# Exercise
Transcribe the full listing below exactly.

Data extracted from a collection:
○ ○ ○ ○

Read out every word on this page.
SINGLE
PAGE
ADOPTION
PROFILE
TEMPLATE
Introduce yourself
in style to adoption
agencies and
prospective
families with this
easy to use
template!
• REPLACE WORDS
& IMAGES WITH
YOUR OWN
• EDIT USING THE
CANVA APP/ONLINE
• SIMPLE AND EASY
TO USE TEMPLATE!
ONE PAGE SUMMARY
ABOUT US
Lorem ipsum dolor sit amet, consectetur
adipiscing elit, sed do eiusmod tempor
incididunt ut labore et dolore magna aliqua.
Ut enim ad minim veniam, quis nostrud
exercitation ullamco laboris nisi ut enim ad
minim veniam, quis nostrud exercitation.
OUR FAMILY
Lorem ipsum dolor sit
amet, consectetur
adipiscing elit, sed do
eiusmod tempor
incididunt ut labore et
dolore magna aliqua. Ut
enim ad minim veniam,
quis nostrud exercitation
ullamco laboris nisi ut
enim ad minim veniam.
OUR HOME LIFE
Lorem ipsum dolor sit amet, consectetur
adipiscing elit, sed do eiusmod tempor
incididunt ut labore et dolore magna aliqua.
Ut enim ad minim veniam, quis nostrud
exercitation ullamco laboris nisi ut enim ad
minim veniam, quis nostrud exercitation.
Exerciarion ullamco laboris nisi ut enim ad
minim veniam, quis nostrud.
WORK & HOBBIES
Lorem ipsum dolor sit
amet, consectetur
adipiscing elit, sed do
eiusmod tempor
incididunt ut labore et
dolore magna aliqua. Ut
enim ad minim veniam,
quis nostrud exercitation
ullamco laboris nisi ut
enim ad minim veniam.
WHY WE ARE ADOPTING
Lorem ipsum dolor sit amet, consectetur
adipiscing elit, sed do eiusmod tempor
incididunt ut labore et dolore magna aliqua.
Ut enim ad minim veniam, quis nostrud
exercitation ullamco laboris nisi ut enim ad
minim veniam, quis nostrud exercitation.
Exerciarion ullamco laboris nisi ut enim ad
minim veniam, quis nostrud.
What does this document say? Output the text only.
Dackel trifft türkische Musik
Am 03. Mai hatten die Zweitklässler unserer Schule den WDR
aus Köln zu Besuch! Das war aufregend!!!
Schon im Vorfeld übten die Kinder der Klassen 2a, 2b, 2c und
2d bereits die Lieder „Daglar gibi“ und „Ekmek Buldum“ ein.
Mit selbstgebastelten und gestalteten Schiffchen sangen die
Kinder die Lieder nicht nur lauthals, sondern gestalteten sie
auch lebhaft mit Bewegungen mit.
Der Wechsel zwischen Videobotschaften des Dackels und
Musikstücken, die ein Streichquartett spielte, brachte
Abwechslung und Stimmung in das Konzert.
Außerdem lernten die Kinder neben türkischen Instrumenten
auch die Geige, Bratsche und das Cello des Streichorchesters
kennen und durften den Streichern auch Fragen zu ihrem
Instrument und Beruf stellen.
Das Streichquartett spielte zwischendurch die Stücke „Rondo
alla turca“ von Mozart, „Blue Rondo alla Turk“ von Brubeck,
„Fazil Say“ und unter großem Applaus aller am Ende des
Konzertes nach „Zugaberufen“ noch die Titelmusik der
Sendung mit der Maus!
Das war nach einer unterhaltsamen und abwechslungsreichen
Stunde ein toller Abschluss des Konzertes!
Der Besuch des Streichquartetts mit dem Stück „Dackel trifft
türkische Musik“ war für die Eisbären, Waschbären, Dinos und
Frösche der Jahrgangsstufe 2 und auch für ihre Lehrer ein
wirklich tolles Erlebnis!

○ ○ ○ ○

# Answer below
Read out every word on this page.
SINGLE
PAGE
ADOPTION
PROFILE
TEMPLATE
Introduce yourself
in style to adoption
agencies and
prospective
families with this
easy to use
template!
• REPLACE WORDS
& IMAGES WITH
YOUR OWN
• EDIT USING THE
CANVA APP/ONLINE
• SIMPLE AND EASY
TO USE TEMPLATE!
ONE PAGE SUMMARY
ABOUT US
Lorem ipsum dolor sit amet, consectetur
adipiscing elit, sed do eiusmod tempor
incididunt ut labore et dolore magna aliqua.
Ut enim ad minim veniam, quis nostrud
exercitation ullamco laboris nisi ut enim ad
minim veniam, quis nostrud exercitation.
OUR FAMILY
Lorem ipsum dolor sit
amet, consectetur
adipiscing elit, sed do
eiusmod tempor
incididunt ut labore et
dolore magna aliqua. Ut
enim ad minim veniam,
quis nostrud exercitation
ullamco laboris nisi ut
enim ad minim veniam.
OUR HOME LIFE
Lorem ipsum dolor sit amet, consectetur
adipiscing elit, sed do eiusmod tempor
incididunt ut labore et dolore magna aliqua.
Ut enim ad minim veniam, quis nostrud
exercitation ullamco laboris nisi ut enim ad
minim veniam, quis nostrud exercitation.
Exerciarion ullamco laboris nisi ut enim ad
minim veniam, quis nostrud.
WORK & HOBBIES
Lorem ipsum dolor sit
amet, consectetur
adipiscing elit, sed do
eiusmod tempor
incididunt ut labore et
dolore magna aliqua. Ut
enim ad minim veniam,
quis nostrud exercitation
ullamco laboris nisi ut
enim ad minim veniam.
WHY WE ARE ADOPTING
Lorem ipsum dolor sit amet, consectetur
adipiscing elit, sed do eiusmod tempor
incididunt ut labore et dolore magna aliqua.
Ut enim ad minim veniam, quis nostrud
exercitation ullamco laboris nisi ut enim ad
minim veniam, quis nostrud exercitation.
Exerciarion ullamco laboris nisi ut enim ad
minim veniam, quis nostrud.
What does this document say? Output the text only.
Dackel trifft türkische Musik
Am 03. Mai hatten die Zweitklässler unserer Schule den WDR
aus Köln zu Besuch! Das war aufregend!!!
Schon im Vorfeld übten die Kinder der Klassen 2a, 2b, 2c und
2d bereits die Lieder „Daglar gibi“ und „Ekmek Buldum“ ein.
Mit selbstgebastelten und gestalteten Schiffchen sangen die
Kinder die Lieder nicht nur lauthals, sondern gestalteten sie
auch lebhaft mit Bewegungen mit.
Der Wechsel zwischen Videobotschaften des Dackels und
Musikstücken, die ein Streichquartett spielte, brachte
Abwechslung und Stimmung in das Konzert.
Außerdem lernten die Kinder neben türkischen Instrumenten
auch die Geige, Bratsche und das Cello des Streichorchesters
kennen und durften den Streichern auch Fragen zu ihrem
Instrument und Beruf stellen.
Das Streichquartett spielte zwischendurch die Stücke „Rondo
alla turca“ von Mozart, „Blue Rondo alla Turk“ von Brubeck,
„Fazil Say“ und unter großem Applaus aller am Ende des
Konzertes nach „Zugaberufen“ noch die Titelmusik der
Sendung mit der Maus!
Das war nach einer unterhaltsamen und abwechslungsreichen
Stunde ein toller Abschluss des Konzertes!
Der Besuch des Streichquartetts mit dem Stück „Dackel trifft
türkische Musik“ war für die Eisbären, Waschbären, Dinos und
Frösche der Jahrgangsstufe 2 und auch für ihre Lehrer ein
wirklich tolles Erlebnis!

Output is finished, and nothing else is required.